**Stored records**
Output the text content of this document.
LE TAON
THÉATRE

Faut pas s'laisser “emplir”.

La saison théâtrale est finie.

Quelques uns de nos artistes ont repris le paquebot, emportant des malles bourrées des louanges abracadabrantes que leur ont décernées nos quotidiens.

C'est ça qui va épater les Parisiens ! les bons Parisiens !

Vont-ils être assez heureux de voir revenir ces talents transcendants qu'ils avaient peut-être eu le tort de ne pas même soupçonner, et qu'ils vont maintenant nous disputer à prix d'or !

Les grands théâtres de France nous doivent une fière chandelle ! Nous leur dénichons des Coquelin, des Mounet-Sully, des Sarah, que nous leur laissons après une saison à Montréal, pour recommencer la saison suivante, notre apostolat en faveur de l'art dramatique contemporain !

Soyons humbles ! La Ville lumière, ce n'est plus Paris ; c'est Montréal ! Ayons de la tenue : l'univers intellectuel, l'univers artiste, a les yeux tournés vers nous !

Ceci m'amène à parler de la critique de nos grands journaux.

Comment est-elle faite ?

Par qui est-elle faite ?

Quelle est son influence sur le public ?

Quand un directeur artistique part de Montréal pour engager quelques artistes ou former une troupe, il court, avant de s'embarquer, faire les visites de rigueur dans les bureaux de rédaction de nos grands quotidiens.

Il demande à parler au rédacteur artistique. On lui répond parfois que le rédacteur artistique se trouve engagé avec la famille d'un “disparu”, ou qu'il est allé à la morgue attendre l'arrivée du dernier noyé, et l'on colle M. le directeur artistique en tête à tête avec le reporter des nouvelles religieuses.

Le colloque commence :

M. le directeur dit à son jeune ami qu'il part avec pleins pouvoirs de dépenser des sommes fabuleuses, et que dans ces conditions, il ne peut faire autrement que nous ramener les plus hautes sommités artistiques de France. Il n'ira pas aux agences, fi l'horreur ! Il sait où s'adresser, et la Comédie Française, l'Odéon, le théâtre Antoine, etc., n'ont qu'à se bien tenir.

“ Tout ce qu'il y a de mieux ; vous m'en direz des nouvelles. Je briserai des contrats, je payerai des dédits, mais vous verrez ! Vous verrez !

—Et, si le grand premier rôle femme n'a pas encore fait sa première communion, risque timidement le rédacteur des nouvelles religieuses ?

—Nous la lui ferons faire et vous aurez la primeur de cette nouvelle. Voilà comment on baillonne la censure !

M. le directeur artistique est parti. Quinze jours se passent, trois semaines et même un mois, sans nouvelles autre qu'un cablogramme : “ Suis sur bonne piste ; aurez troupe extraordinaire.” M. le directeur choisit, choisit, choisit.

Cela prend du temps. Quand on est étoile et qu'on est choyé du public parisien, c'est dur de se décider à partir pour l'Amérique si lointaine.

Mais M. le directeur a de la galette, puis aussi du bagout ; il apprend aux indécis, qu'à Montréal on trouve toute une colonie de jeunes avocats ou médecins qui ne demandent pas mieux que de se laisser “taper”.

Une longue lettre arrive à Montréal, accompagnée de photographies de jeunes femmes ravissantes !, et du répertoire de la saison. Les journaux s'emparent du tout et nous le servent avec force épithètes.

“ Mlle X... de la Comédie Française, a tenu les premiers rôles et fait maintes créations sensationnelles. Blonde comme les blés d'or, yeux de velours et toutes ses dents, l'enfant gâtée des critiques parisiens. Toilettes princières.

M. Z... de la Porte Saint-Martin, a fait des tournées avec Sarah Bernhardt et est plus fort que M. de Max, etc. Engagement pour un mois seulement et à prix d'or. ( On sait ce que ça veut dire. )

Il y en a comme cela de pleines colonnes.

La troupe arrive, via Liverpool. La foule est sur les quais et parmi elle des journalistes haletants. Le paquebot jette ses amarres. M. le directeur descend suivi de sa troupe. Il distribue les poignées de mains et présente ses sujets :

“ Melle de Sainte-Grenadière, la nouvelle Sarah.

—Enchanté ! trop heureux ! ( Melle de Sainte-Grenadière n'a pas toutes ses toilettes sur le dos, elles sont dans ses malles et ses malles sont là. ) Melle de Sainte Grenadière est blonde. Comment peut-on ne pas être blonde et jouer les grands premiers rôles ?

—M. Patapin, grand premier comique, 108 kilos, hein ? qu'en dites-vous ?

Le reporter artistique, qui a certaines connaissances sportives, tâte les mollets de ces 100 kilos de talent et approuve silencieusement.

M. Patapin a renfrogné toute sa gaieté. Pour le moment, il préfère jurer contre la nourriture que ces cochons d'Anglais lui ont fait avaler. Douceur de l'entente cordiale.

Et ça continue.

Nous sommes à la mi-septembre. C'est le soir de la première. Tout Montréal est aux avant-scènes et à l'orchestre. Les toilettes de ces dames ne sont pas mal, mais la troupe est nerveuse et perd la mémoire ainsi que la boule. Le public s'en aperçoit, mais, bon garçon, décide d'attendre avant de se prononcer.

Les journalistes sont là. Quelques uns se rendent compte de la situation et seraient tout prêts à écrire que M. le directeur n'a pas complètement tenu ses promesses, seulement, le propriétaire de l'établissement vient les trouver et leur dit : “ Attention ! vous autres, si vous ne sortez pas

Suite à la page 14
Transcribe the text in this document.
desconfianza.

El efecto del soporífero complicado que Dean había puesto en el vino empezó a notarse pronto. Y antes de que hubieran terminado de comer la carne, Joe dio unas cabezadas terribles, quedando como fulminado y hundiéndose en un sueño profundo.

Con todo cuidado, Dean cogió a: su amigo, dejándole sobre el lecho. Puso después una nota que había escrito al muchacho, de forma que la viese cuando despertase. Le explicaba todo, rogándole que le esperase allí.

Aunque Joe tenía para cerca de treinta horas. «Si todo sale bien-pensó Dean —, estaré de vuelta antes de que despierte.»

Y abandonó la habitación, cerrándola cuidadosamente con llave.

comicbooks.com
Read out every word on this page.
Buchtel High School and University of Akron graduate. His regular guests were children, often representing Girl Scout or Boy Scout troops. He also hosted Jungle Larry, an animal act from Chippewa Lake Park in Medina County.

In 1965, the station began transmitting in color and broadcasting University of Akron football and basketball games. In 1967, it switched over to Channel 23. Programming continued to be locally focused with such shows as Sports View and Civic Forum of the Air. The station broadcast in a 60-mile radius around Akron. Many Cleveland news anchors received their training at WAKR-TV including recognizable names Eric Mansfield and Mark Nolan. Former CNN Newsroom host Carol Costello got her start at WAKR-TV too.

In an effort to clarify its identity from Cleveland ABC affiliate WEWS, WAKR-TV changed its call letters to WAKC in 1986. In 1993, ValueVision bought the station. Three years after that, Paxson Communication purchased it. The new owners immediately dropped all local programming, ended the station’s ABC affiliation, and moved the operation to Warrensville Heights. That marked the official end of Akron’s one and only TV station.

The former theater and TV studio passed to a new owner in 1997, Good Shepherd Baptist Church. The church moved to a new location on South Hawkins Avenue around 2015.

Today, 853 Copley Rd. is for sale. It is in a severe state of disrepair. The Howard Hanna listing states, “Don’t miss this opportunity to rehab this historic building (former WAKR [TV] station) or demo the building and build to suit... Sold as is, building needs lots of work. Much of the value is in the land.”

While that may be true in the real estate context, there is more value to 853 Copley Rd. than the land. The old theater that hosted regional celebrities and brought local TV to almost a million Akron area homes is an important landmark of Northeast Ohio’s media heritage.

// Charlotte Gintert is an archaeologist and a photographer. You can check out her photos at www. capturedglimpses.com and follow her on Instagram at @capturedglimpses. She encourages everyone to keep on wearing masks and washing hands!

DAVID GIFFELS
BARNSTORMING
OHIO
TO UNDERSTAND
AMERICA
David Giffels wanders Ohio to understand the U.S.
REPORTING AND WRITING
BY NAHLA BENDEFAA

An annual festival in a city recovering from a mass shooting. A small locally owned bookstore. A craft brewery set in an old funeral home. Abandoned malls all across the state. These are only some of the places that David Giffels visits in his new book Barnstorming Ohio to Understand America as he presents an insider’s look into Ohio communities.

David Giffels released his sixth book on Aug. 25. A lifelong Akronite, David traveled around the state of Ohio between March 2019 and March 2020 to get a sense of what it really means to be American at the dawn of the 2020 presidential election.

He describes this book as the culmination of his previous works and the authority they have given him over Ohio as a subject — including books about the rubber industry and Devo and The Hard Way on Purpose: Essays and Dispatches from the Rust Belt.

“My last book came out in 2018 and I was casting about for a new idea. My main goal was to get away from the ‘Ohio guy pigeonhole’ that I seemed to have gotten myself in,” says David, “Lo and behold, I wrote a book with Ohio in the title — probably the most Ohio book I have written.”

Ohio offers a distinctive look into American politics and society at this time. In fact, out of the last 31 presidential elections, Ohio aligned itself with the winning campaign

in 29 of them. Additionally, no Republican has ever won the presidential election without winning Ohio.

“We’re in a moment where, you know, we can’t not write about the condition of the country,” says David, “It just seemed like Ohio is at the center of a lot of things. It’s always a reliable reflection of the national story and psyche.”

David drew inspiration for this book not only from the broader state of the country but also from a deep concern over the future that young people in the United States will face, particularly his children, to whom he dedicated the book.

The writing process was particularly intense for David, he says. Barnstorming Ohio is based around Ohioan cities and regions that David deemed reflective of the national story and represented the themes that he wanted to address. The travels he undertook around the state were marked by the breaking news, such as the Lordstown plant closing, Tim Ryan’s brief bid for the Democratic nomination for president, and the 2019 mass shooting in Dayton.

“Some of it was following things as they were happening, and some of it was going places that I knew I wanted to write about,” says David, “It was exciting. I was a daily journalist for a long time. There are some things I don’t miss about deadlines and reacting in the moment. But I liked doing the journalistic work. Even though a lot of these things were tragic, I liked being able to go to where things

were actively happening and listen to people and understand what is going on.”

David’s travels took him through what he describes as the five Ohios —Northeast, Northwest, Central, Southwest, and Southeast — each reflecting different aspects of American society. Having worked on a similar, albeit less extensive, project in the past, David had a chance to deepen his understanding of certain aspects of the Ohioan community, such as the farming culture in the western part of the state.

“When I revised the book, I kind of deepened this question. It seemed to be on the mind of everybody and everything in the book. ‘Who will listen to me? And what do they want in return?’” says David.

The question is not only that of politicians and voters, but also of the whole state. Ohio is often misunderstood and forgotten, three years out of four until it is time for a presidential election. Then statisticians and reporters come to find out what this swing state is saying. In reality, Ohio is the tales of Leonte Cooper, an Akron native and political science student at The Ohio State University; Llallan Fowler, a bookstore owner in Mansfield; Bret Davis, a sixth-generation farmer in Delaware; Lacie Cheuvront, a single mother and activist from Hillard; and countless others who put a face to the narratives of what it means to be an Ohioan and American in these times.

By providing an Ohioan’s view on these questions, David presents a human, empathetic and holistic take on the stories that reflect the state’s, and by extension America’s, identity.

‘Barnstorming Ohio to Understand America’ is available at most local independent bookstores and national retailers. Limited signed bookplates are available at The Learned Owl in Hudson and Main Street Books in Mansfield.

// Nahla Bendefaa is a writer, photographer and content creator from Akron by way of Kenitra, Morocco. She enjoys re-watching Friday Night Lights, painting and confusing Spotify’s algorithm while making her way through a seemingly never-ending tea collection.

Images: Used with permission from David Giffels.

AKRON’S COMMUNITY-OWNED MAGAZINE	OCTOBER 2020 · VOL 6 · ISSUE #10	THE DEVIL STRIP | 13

**DESCRIPTION OF THE TASK**
Gather each line of the listing that holds the string "Française".

**TASK RESULT**
M. le directeur dit à son jeune ami qu'il part avec pleins pouvoirs de dépenser des sommes fabuleuses, et que dans ces conditions, il ne peut faire autrement que nous ramener les plus hautes sommités artistiques de France. Il n'ira pas aux agences, fi l'horreur ! Il sait où s'adresser, et la Comédie Française, l'Odéon, le théâtre Antoine, etc., n'ont qu'à se bien tenir.
“ Mlle X... de la Comédie Française, a tenu les premiers rôles et fait maintes créations sensationnelles. Blonde comme les blés d'or, yeux de velours et toutes ses dents, l'enfant gâtée des critiques parisiens. Toilettes princières.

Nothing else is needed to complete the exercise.